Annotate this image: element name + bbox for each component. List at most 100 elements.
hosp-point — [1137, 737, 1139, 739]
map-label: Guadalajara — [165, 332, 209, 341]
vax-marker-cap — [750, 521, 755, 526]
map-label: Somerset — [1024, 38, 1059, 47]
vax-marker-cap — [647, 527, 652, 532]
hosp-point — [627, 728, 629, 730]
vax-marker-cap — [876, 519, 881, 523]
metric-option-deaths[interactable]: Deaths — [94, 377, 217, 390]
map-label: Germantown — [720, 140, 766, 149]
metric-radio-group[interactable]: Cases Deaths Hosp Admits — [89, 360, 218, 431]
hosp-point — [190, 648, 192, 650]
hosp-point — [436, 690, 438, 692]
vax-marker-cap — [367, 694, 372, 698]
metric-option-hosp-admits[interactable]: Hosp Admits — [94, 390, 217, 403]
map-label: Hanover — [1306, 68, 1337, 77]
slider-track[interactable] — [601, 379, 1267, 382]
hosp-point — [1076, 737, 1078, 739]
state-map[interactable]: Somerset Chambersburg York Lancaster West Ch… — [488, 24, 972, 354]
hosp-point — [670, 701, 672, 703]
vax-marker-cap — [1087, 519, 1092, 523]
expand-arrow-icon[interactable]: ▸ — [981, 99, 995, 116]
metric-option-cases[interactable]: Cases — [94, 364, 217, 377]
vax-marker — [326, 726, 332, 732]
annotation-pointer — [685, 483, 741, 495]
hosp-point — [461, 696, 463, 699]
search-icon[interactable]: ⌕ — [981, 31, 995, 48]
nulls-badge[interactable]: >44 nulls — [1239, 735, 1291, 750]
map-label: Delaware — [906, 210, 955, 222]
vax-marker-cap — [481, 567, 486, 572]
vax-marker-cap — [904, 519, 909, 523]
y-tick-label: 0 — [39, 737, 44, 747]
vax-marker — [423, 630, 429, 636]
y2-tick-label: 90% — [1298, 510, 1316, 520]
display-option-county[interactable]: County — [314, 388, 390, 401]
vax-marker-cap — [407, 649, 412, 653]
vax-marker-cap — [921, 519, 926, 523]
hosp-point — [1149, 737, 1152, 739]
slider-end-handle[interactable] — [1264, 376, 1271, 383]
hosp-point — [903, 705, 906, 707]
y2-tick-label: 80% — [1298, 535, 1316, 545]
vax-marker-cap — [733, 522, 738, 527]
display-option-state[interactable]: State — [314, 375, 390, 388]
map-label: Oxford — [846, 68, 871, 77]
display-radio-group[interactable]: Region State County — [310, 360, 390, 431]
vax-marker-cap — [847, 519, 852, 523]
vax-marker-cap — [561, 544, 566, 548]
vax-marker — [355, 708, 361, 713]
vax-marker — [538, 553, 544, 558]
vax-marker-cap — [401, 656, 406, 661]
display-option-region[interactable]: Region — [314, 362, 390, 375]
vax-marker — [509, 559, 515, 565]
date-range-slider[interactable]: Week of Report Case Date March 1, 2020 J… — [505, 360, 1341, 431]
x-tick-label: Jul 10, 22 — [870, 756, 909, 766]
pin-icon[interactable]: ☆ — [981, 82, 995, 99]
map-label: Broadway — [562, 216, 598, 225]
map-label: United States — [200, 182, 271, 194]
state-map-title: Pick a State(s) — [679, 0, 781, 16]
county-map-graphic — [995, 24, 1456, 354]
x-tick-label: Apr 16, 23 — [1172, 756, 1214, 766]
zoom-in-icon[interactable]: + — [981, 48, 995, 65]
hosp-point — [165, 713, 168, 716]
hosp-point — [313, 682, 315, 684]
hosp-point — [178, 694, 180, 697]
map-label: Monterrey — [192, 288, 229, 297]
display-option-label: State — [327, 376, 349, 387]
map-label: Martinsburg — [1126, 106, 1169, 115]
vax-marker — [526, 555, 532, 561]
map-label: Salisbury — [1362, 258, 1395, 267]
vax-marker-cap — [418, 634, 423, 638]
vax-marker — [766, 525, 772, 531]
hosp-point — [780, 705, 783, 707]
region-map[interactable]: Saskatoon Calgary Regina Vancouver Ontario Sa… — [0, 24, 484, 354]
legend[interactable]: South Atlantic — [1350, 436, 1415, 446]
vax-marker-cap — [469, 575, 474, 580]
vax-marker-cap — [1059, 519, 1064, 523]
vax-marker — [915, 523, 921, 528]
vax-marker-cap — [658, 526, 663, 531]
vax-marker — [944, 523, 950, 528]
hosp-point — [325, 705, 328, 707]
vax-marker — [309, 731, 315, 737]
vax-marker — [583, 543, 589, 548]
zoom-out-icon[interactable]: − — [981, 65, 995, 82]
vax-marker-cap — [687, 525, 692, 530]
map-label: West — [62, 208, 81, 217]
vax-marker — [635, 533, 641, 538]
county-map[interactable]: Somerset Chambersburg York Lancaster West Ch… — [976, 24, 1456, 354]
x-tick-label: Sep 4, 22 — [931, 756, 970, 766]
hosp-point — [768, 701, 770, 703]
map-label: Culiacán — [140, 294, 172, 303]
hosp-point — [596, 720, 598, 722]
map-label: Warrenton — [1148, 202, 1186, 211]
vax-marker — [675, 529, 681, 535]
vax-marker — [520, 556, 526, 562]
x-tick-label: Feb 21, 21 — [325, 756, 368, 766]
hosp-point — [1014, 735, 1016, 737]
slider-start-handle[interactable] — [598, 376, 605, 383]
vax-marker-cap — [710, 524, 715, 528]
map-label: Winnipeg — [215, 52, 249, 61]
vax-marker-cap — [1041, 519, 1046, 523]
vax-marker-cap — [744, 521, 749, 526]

--------

REQUEST :: Reproduce the material word for word, from its first line through the line that contains "display-radio-group[interactable]: Region State", and stop after that line.

THE RESPONSE ::
Annotate this image: element name + bbox for each component. List at most 100 elements.
hosp-point — [1137, 737, 1139, 739]
map-label: Guadalajara — [165, 332, 209, 341]
vax-marker-cap — [750, 521, 755, 526]
map-label: Somerset — [1024, 38, 1059, 47]
vax-marker-cap — [647, 527, 652, 532]
hosp-point — [627, 728, 629, 730]
vax-marker-cap — [876, 519, 881, 523]
metric-option-deaths[interactable]: Deaths — [94, 377, 217, 390]
map-label: Germantown — [720, 140, 766, 149]
metric-radio-group[interactable]: Cases Deaths Hosp Admits — [89, 360, 218, 431]
hosp-point — [190, 648, 192, 650]
hosp-point — [436, 690, 438, 692]
vax-marker-cap — [367, 694, 372, 698]
metric-option-hosp-admits[interactable]: Hosp Admits — [94, 390, 217, 403]
map-label: Hanover — [1306, 68, 1337, 77]
slider-track[interactable] — [601, 379, 1267, 382]
hosp-point — [1076, 737, 1078, 739]
state-map[interactable]: Somerset Chambersburg York Lancaster West Ch… — [488, 24, 972, 354]
hosp-point — [670, 701, 672, 703]
vax-marker-cap — [1087, 519, 1092, 523]
expand-arrow-icon[interactable]: ▸ — [981, 99, 995, 116]
metric-option-cases[interactable]: Cases — [94, 364, 217, 377]
vax-marker — [326, 726, 332, 732]
annotation-pointer — [685, 483, 741, 495]
hosp-point — [461, 696, 463, 699]
search-icon[interactable]: ⌕ — [981, 31, 995, 48]
nulls-badge[interactable]: >44 nulls — [1239, 735, 1291, 750]
map-label: Delaware — [906, 210, 955, 222]
vax-marker-cap — [481, 567, 486, 572]
vax-marker-cap — [904, 519, 909, 523]
y-tick-label: 0 — [39, 737, 44, 747]
vax-marker — [423, 630, 429, 636]
y2-tick-label: 90% — [1298, 510, 1316, 520]
display-option-county[interactable]: County — [314, 388, 390, 401]
vax-marker-cap — [407, 649, 412, 653]
vax-marker-cap — [921, 519, 926, 523]
hosp-point — [1149, 737, 1152, 739]
slider-end-handle[interactable] — [1264, 376, 1271, 383]
hosp-point — [903, 705, 906, 707]
y2-tick-label: 80% — [1298, 535, 1316, 545]
vax-marker-cap — [733, 522, 738, 527]
display-option-state[interactable]: State — [314, 375, 390, 388]
map-label: Oxford — [846, 68, 871, 77]
display-radio-group[interactable]: Region State County — [310, 360, 390, 431]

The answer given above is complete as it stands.